Figure data in JSON:
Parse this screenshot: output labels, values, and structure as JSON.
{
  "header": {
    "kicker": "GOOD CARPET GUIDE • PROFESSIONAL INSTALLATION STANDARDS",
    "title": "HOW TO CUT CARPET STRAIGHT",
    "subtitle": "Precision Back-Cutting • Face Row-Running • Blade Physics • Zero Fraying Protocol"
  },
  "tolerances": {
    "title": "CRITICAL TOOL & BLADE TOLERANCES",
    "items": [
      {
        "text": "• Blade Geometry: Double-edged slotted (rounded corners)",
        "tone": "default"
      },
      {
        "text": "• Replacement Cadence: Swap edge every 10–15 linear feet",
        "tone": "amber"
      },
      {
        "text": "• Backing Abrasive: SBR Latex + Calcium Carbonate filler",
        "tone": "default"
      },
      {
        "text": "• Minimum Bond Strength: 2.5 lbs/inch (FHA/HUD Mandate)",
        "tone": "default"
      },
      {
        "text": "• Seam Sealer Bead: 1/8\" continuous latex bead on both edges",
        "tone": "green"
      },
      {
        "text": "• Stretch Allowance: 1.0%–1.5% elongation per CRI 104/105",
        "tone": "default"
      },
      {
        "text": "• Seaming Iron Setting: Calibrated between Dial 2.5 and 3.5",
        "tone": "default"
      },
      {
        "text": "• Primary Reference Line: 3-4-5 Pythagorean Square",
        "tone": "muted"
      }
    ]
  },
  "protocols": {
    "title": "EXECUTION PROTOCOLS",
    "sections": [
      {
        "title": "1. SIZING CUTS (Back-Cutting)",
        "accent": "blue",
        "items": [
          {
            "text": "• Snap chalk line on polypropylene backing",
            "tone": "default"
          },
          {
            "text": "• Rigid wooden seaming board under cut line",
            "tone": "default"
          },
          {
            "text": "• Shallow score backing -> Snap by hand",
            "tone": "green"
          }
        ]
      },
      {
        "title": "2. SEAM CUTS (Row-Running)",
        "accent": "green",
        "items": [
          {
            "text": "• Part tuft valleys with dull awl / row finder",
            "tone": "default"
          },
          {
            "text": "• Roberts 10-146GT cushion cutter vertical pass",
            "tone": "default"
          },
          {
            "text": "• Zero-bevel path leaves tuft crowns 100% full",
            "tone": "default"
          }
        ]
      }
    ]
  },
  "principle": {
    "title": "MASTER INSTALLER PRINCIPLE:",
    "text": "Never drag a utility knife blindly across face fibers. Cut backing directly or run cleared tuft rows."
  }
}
* * *
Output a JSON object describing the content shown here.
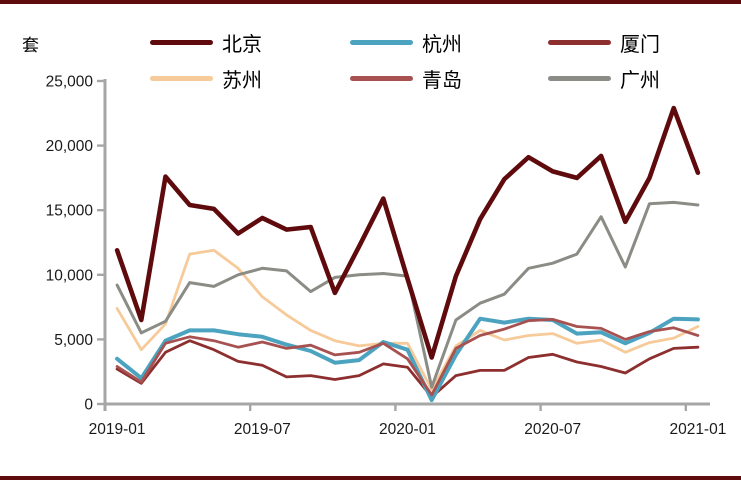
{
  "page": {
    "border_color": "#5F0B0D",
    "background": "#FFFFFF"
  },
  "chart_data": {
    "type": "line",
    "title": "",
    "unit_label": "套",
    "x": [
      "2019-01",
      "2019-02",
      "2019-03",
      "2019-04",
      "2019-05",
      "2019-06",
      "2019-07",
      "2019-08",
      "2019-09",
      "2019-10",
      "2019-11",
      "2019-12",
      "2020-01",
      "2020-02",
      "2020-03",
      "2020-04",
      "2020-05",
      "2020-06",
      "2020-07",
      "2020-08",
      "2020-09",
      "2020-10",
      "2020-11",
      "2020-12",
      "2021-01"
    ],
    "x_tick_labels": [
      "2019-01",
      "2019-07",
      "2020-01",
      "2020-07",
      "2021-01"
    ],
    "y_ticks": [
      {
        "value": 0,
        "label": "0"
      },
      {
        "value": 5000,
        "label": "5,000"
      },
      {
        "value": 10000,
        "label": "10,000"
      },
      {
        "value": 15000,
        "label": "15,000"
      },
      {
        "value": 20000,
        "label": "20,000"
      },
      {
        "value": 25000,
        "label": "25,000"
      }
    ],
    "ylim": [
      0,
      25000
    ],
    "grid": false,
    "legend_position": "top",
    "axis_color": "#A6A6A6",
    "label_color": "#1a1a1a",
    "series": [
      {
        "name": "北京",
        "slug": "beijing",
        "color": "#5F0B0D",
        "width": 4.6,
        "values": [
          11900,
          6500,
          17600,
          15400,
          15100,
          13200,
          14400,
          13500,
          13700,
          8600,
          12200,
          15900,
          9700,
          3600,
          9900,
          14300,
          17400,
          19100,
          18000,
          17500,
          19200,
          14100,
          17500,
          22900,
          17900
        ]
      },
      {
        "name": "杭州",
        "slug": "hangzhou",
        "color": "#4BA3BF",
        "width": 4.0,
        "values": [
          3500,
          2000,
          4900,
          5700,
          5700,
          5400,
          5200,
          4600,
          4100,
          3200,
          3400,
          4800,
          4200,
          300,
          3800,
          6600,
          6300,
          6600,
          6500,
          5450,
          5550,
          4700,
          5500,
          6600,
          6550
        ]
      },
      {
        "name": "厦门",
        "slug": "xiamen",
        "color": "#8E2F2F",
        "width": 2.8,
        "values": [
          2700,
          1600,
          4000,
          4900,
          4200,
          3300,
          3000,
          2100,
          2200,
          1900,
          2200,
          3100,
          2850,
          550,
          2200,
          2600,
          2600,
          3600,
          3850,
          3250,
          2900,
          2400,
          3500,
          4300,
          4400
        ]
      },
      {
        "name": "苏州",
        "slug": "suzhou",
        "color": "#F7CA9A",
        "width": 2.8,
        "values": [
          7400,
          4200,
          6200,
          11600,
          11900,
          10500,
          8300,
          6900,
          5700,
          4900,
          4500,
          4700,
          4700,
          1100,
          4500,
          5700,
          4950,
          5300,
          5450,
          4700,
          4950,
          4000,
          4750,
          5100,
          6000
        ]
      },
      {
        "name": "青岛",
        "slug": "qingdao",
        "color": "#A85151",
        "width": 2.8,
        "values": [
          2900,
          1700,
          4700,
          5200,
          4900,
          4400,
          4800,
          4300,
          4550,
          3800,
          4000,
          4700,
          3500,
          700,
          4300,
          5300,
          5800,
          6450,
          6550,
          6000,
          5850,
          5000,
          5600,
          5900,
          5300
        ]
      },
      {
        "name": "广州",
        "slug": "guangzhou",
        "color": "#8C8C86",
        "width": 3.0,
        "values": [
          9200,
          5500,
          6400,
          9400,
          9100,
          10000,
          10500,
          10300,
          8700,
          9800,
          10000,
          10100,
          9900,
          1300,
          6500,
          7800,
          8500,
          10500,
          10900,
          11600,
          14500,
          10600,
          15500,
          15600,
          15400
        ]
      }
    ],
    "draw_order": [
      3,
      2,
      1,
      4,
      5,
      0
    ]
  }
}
...
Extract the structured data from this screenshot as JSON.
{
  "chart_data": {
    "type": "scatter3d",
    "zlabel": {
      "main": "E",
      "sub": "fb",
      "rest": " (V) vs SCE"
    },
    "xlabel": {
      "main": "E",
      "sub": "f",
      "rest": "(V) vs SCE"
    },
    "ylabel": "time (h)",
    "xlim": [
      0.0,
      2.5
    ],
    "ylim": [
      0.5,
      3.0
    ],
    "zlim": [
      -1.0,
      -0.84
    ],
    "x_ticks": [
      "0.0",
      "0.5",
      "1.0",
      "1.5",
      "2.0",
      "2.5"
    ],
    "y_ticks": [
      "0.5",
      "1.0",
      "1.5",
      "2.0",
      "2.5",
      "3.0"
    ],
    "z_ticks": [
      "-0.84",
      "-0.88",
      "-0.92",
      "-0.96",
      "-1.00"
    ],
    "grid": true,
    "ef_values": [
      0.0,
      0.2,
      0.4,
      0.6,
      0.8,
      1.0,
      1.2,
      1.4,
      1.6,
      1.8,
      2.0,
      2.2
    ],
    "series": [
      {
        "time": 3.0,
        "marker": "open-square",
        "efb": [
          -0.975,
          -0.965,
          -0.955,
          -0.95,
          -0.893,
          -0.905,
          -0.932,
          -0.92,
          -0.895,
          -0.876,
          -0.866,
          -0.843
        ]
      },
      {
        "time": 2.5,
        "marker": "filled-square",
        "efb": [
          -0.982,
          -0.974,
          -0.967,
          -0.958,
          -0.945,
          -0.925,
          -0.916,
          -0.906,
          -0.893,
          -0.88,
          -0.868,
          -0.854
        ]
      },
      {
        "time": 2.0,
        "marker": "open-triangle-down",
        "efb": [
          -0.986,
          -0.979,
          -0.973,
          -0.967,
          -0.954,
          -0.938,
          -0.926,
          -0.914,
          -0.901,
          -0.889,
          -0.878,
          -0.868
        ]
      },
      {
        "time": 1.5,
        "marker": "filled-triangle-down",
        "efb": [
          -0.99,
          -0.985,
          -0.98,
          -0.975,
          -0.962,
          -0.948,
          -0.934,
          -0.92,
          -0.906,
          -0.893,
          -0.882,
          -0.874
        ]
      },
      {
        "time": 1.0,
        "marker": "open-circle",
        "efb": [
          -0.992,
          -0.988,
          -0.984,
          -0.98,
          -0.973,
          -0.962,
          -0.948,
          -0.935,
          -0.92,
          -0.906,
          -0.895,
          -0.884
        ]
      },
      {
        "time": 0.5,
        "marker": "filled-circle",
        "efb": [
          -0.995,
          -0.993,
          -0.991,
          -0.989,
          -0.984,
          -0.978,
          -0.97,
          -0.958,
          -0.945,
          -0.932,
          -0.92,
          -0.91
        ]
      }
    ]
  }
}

**Your task**.
Locate the lines above that hold the word "Cutting". Show every one of them.

**Result of this task**.
    "subtitle": "Precision Back-Cutting • Face Row-Running • Blade Physics • Zero Fraying Protocol"
        "title": "1. SIZING CUTS (Back-Cutting)",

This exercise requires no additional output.